**Data provided**
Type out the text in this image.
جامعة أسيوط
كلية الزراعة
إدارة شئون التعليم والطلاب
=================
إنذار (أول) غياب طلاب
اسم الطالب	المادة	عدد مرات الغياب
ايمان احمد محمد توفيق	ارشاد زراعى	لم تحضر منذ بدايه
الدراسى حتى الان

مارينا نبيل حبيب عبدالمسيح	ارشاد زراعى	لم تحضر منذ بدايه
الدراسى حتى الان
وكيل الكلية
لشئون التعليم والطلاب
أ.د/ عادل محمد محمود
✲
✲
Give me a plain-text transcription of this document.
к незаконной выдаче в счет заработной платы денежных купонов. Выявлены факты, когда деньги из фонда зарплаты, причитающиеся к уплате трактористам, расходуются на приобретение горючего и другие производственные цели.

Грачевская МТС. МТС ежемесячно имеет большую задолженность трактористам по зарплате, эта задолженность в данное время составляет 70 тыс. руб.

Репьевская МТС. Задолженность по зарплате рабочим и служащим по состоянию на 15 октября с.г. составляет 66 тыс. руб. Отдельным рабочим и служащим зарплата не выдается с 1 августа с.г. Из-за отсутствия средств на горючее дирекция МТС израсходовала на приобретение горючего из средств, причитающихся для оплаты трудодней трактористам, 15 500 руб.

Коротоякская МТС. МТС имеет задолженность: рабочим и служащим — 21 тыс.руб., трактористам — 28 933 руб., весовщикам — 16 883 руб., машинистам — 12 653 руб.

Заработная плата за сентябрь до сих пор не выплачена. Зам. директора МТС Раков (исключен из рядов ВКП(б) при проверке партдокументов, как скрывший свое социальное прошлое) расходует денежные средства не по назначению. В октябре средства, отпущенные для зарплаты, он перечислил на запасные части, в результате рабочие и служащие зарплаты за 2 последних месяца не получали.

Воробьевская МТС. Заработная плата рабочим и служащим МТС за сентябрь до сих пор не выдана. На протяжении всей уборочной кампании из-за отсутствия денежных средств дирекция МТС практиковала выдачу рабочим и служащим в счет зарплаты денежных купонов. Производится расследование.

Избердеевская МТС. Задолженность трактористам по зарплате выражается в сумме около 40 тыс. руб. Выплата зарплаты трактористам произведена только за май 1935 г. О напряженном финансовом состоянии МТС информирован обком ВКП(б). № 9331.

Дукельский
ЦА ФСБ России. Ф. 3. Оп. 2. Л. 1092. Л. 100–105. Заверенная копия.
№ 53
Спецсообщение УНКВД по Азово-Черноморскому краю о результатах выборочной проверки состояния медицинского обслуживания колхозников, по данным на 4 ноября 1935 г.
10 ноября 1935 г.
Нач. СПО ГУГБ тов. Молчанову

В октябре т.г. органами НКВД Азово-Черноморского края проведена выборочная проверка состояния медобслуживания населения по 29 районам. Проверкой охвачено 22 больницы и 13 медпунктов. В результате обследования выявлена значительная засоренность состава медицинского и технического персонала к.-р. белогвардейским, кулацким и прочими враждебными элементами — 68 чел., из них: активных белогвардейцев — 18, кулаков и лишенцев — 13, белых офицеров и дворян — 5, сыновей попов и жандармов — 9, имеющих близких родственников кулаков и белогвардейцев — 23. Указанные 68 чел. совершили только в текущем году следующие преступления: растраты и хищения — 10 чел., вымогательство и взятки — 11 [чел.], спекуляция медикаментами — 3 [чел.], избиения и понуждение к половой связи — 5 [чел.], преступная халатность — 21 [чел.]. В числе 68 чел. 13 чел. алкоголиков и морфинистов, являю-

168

==

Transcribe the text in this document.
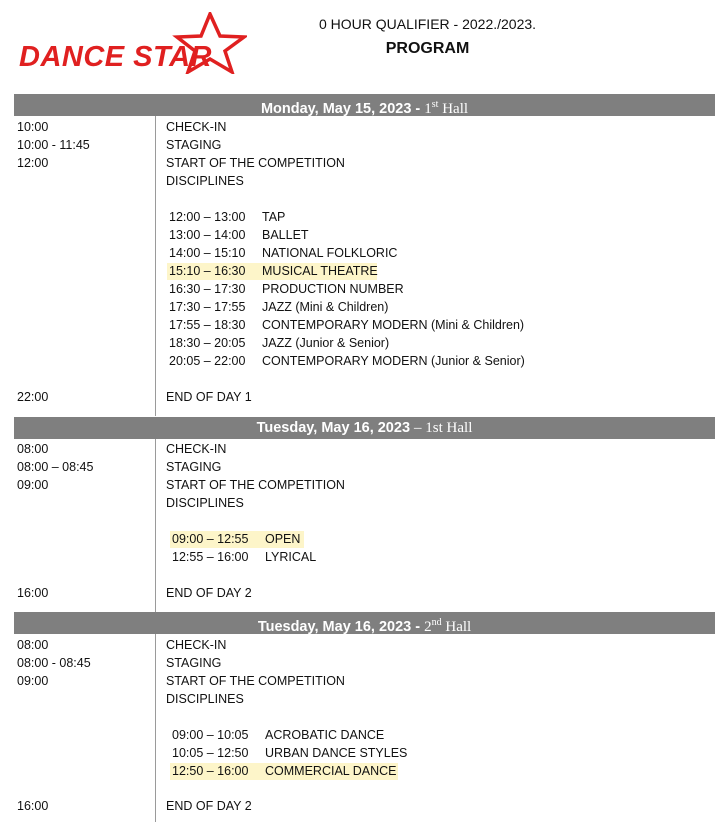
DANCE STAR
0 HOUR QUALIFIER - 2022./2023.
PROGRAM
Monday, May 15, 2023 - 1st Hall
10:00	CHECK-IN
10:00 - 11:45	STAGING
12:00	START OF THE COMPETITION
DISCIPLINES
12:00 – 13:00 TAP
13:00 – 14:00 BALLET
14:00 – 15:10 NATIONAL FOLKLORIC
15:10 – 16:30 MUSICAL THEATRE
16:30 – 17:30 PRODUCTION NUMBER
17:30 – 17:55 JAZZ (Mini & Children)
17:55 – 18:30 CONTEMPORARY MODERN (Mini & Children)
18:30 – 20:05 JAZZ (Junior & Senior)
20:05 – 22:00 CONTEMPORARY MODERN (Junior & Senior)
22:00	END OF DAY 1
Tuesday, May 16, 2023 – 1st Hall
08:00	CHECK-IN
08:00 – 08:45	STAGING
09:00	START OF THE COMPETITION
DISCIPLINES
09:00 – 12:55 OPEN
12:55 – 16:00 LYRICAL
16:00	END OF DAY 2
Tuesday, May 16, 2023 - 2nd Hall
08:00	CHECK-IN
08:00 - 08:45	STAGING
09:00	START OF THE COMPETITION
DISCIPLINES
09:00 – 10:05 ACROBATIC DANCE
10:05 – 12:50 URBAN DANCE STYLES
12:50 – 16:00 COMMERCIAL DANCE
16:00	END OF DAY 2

**What needs to be done**
Show every line that contains the word "Senior".

**Answer to the task**
18:30 – 20:05 JAZZ (Junior & Senior)
20:05 – 22:00 CONTEMPORARY MODERN (Junior & Senior)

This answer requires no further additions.